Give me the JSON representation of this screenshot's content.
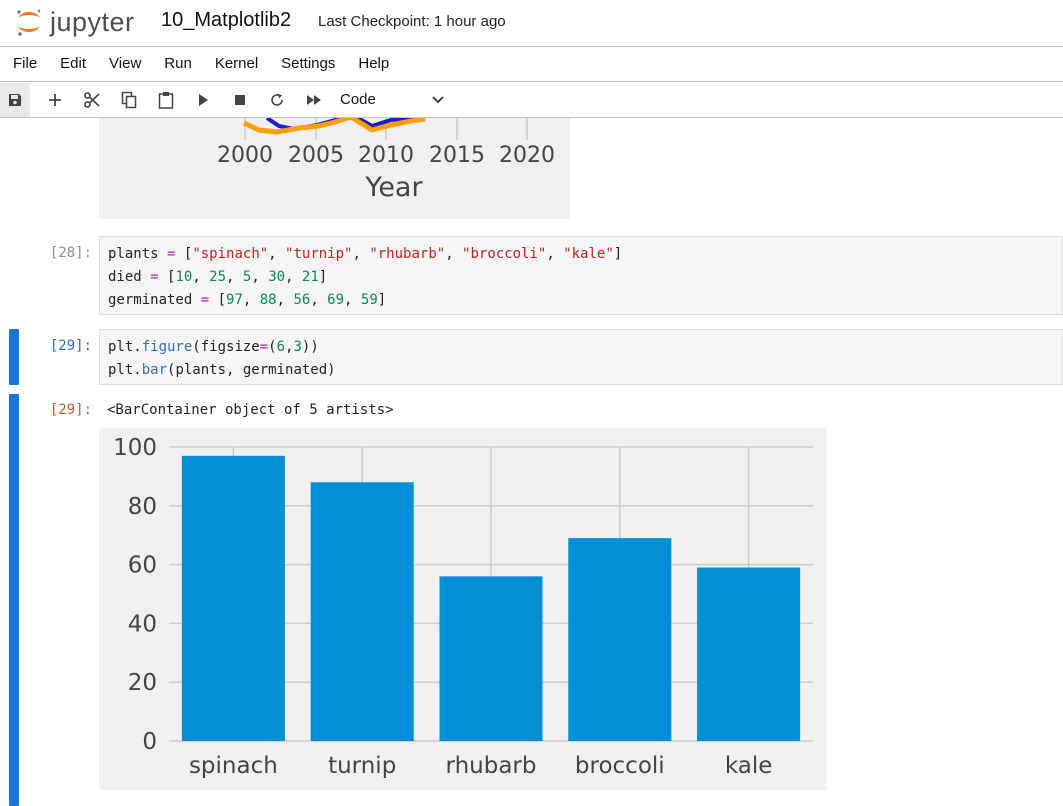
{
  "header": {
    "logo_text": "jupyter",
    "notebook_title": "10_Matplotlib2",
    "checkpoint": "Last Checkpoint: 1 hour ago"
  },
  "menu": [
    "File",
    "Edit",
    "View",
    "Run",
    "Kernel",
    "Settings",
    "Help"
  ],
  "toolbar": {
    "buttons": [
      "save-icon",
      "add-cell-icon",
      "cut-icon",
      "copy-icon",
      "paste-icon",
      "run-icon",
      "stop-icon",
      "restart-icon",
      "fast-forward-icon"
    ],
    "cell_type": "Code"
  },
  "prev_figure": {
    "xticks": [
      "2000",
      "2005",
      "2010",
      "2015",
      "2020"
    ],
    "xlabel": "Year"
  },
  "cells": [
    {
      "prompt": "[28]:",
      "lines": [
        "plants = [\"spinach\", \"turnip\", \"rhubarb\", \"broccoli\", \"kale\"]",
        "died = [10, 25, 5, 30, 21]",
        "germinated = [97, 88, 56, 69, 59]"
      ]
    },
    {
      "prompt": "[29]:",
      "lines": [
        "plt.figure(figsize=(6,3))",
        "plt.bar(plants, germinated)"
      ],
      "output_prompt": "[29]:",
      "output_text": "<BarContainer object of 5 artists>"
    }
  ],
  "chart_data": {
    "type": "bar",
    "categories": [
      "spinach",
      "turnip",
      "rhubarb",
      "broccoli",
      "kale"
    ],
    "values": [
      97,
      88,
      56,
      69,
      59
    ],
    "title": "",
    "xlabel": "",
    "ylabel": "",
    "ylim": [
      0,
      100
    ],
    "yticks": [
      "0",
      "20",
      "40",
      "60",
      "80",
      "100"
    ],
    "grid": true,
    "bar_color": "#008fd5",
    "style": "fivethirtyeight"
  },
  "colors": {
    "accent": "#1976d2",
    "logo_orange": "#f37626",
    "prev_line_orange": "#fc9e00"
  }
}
************
Filter for "plants". Return all lines that hold it.

        "plants = [\"spinach\", \"turnip\", \"rhubarb\", \"broccoli\", \"kale\"]",
        "plt.bar(plants, germinated)"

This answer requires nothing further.